++++ Study material ++++

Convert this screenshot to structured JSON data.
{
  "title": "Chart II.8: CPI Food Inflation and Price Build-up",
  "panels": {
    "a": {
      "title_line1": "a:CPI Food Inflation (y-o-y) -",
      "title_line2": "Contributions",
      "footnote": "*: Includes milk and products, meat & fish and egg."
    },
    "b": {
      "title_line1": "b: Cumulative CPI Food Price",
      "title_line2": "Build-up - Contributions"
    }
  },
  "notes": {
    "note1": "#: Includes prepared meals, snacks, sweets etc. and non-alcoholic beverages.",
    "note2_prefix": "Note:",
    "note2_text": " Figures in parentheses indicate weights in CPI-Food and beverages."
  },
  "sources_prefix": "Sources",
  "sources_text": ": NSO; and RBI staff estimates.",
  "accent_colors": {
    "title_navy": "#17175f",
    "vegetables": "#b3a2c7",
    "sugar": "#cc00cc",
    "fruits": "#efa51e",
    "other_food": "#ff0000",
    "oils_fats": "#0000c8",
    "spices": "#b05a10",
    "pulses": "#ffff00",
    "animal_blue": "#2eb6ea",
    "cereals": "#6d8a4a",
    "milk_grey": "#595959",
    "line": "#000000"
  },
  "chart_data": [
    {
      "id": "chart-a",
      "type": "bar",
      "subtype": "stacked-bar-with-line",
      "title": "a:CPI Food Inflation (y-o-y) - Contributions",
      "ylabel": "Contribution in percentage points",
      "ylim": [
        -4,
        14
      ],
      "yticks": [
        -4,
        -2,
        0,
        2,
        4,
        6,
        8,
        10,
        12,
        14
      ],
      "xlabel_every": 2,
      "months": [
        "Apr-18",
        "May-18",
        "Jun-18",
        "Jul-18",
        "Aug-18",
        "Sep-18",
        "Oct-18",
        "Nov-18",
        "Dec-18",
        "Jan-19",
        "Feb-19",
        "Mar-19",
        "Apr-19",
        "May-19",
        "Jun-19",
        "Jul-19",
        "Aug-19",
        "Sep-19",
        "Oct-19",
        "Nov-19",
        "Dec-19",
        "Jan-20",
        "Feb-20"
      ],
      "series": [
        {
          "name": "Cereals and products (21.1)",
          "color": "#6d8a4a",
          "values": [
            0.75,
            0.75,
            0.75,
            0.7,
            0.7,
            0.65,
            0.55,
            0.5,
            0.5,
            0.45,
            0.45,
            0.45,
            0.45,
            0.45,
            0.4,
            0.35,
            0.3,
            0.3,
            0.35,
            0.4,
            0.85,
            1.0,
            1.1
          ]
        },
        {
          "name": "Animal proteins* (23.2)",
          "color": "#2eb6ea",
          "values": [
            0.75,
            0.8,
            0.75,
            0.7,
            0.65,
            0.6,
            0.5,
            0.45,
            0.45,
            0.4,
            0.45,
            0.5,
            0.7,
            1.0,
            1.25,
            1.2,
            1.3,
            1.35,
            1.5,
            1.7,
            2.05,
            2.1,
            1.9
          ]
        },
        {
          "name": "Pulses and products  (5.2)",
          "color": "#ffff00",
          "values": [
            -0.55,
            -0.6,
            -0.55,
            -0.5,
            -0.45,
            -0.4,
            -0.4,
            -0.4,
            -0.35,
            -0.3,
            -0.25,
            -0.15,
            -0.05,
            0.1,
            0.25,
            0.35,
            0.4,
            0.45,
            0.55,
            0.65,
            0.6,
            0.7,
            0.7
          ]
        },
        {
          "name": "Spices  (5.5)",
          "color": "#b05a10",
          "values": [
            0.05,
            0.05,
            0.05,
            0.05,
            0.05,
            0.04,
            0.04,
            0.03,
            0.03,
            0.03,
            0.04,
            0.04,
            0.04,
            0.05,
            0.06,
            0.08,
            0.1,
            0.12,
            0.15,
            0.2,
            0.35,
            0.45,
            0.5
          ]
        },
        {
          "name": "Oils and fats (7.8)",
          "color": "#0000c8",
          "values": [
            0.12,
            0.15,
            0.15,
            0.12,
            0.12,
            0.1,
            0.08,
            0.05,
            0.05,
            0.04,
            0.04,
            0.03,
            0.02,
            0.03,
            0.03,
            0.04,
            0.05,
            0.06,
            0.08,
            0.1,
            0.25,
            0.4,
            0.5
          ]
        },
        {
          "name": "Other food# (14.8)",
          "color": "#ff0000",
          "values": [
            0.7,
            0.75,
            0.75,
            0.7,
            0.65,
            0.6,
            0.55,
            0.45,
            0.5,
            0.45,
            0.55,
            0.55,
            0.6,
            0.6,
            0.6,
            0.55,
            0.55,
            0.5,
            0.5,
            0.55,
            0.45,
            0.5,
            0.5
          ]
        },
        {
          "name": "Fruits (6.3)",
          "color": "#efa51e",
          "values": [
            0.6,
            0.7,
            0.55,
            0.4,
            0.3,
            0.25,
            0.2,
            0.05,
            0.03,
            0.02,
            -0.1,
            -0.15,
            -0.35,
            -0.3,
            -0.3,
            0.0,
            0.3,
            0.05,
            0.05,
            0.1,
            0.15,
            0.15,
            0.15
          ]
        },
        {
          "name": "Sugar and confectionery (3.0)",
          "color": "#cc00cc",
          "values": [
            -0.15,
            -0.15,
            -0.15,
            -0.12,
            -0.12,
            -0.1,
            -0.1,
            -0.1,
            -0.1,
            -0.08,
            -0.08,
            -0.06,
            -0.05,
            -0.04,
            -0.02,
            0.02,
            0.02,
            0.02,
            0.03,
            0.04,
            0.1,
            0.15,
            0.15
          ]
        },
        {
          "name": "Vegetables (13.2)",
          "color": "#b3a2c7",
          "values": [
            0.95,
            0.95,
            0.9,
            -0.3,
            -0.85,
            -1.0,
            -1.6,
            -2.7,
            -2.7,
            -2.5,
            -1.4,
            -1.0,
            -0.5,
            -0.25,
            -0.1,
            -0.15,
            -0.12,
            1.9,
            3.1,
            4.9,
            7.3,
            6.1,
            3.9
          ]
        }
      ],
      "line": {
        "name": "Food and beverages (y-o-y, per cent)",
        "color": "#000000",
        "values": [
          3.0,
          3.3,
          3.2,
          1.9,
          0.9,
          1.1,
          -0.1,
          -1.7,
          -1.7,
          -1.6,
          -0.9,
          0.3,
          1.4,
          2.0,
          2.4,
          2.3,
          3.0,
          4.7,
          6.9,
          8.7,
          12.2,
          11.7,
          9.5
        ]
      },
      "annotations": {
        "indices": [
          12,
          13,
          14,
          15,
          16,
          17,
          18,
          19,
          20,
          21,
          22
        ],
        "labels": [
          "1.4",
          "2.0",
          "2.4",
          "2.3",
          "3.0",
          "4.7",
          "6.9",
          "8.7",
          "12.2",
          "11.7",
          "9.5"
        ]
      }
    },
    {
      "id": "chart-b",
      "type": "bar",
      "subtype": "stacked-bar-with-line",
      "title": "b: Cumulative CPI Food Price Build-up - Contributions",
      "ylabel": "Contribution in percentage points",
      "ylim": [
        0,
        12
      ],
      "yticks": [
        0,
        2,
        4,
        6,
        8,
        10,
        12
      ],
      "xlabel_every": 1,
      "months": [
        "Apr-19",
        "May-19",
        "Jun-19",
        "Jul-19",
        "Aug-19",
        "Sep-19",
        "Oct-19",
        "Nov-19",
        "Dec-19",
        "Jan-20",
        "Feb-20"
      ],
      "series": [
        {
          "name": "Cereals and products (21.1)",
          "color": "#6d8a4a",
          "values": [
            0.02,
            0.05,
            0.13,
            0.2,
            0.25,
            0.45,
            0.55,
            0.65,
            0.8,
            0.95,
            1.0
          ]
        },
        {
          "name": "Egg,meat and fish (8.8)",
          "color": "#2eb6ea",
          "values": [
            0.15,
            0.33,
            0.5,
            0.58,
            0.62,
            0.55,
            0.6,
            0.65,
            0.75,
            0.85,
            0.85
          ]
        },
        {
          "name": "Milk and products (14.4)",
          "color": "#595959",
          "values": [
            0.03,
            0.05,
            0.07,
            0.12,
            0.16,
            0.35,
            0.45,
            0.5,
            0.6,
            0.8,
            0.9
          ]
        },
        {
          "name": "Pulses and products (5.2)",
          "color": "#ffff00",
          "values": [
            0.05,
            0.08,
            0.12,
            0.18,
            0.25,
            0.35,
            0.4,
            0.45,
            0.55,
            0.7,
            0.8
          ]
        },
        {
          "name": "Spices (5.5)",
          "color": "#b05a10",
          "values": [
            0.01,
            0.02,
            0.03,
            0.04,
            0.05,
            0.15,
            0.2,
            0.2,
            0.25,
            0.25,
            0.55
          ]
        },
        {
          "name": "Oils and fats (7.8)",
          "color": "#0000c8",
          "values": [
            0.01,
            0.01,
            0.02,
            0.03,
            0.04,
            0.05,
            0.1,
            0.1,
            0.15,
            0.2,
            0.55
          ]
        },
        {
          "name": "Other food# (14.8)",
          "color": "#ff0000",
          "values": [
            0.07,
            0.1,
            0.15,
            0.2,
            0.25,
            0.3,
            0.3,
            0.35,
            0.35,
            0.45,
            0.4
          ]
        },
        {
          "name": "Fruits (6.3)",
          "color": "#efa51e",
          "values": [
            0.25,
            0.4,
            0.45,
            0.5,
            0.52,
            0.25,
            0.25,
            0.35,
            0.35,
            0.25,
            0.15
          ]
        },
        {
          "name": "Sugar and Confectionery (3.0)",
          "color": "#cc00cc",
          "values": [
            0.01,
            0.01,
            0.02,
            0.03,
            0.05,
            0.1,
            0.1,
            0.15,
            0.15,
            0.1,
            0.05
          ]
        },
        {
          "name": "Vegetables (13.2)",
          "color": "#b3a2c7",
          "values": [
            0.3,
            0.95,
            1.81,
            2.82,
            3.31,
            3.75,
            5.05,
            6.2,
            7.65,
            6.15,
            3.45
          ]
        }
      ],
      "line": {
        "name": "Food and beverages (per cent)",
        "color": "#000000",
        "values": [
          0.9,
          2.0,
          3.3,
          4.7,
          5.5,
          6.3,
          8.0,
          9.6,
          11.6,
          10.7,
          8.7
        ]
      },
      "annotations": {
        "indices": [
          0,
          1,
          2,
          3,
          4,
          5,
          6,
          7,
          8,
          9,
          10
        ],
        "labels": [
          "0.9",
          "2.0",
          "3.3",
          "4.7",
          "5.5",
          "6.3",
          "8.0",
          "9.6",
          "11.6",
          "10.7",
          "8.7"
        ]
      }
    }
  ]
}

++++
++++ Study material ++++

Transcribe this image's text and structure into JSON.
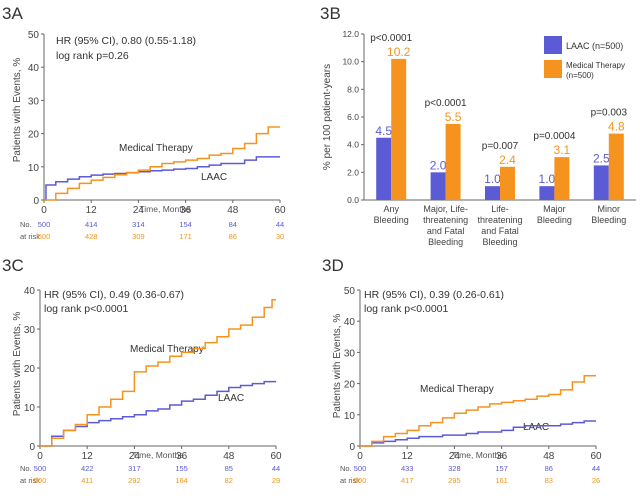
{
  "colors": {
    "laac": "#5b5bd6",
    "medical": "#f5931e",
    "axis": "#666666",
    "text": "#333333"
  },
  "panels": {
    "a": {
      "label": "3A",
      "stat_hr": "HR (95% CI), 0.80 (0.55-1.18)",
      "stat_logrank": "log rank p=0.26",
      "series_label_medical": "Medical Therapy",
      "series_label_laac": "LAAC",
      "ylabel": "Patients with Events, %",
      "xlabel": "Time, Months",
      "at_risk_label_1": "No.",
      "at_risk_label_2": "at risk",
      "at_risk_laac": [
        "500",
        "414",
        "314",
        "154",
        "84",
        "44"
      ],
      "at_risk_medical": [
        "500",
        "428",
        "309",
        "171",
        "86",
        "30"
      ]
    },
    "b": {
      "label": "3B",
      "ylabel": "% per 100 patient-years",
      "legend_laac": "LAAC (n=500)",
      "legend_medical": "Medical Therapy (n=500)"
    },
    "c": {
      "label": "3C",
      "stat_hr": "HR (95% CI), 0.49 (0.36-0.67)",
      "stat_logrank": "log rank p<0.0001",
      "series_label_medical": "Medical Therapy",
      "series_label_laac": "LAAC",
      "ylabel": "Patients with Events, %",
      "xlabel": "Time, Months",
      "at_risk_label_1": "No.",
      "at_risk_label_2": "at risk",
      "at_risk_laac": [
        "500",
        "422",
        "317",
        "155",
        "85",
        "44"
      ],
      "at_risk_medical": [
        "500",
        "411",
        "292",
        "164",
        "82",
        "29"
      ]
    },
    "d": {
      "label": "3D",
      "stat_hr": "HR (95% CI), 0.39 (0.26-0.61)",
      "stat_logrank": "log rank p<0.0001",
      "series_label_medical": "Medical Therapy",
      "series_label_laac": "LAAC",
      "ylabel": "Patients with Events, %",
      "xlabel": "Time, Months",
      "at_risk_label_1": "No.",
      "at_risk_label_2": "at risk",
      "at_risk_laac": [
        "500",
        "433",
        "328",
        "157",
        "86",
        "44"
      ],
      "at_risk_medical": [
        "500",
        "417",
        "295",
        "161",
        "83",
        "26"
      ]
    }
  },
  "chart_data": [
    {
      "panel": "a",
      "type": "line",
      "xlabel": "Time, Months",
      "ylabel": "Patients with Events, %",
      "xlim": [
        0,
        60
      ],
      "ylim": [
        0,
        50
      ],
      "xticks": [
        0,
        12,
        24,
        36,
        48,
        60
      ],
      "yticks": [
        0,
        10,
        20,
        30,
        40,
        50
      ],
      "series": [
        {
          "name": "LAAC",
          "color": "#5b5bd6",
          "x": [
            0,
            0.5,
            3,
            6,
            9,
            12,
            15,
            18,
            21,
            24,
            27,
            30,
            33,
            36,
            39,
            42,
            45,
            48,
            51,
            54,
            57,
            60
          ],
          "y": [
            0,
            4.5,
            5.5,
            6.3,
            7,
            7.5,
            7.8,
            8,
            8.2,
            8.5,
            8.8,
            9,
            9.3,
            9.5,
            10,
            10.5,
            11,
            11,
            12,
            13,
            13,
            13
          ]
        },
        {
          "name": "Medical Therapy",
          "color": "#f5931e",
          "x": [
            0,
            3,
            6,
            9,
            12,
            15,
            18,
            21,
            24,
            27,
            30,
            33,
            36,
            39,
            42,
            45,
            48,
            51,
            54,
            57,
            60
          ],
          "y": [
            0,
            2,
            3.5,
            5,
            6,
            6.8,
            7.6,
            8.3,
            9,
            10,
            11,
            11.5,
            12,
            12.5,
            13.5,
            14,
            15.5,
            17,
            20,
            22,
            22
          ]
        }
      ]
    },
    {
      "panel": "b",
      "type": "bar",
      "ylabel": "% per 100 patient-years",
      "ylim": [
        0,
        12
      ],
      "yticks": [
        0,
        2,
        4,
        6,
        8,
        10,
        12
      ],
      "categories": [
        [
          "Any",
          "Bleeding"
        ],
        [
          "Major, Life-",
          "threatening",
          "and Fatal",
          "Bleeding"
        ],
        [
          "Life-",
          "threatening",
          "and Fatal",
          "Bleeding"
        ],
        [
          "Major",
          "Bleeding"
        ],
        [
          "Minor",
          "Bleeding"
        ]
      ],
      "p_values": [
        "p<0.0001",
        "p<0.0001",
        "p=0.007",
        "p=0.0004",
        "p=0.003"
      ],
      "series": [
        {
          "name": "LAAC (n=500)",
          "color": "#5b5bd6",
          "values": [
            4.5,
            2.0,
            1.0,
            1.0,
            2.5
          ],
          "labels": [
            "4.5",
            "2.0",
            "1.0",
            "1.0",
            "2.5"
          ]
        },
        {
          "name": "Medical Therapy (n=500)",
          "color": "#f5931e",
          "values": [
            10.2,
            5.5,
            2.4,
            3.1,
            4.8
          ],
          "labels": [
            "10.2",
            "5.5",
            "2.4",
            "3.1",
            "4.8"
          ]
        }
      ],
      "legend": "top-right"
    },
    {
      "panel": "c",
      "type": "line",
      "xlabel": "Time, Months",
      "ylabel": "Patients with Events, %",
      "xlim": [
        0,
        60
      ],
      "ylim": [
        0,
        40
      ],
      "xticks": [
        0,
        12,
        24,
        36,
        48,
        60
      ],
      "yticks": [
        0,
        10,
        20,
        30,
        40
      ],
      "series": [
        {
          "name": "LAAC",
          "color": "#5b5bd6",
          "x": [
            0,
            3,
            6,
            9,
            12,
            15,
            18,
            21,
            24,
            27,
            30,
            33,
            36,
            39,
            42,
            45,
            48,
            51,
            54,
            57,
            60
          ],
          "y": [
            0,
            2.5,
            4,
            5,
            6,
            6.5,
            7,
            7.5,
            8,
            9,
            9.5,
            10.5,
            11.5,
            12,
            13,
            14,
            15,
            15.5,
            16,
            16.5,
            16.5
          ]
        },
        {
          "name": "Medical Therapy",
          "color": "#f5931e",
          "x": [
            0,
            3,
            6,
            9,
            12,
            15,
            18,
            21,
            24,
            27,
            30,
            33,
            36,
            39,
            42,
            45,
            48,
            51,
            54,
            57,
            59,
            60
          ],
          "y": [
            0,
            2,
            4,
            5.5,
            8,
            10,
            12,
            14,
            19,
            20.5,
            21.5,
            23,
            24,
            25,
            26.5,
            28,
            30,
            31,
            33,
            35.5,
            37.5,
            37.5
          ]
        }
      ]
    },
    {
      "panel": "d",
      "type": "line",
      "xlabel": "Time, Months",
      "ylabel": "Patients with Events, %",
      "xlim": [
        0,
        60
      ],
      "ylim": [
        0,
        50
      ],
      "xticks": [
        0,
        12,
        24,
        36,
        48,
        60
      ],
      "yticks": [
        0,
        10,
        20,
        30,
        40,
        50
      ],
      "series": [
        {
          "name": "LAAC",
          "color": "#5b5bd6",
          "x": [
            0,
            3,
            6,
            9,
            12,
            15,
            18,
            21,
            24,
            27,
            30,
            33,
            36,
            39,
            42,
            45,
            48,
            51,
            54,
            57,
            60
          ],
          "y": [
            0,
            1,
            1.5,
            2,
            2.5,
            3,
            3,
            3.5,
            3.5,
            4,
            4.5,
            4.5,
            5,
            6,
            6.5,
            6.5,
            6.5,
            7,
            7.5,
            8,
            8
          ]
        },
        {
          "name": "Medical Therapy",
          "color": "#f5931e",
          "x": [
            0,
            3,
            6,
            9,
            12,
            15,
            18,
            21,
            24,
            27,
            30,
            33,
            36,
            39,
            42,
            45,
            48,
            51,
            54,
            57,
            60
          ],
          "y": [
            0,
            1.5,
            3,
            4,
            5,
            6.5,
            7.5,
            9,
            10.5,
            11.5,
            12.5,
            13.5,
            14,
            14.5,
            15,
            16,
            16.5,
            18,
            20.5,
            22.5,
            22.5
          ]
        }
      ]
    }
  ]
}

++++
++++ Study material ++++

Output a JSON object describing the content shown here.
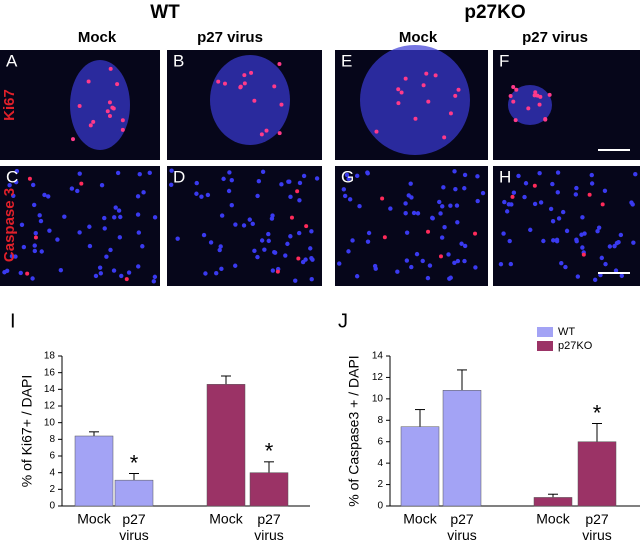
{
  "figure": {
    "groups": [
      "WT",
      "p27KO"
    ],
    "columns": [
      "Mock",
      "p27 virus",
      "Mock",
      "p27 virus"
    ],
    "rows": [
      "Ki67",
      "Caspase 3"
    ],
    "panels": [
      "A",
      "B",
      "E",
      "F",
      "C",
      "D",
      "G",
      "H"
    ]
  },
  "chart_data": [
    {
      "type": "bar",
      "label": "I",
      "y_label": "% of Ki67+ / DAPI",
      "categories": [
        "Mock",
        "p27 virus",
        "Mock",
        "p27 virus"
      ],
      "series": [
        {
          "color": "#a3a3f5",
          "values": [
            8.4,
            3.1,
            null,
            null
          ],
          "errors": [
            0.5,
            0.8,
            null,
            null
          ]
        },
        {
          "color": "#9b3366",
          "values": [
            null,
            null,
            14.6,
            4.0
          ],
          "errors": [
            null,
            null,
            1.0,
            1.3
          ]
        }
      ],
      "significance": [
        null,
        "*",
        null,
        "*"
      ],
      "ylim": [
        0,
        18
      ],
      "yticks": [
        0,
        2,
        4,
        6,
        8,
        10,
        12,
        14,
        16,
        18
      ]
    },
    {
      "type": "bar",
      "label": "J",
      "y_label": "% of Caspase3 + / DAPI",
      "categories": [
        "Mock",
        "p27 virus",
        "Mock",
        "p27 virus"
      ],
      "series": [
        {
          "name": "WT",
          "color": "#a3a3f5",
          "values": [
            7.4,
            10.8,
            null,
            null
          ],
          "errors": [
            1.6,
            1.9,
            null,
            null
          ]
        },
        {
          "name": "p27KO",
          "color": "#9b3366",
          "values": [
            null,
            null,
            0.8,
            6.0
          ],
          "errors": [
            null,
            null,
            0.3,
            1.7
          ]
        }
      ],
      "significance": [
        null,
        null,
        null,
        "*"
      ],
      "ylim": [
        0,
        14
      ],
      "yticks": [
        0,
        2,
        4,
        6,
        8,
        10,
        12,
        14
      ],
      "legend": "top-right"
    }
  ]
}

++++

● **What is being asked**: Find the lines above that include the string "Includes" and copy them.

● **Written reply**:
      "footnote": "*: Includes milk and products, meat & fish and egg."
    "note1": "#: Includes prepared meals, snacks, sweets etc. and non-alcoholic beverages.",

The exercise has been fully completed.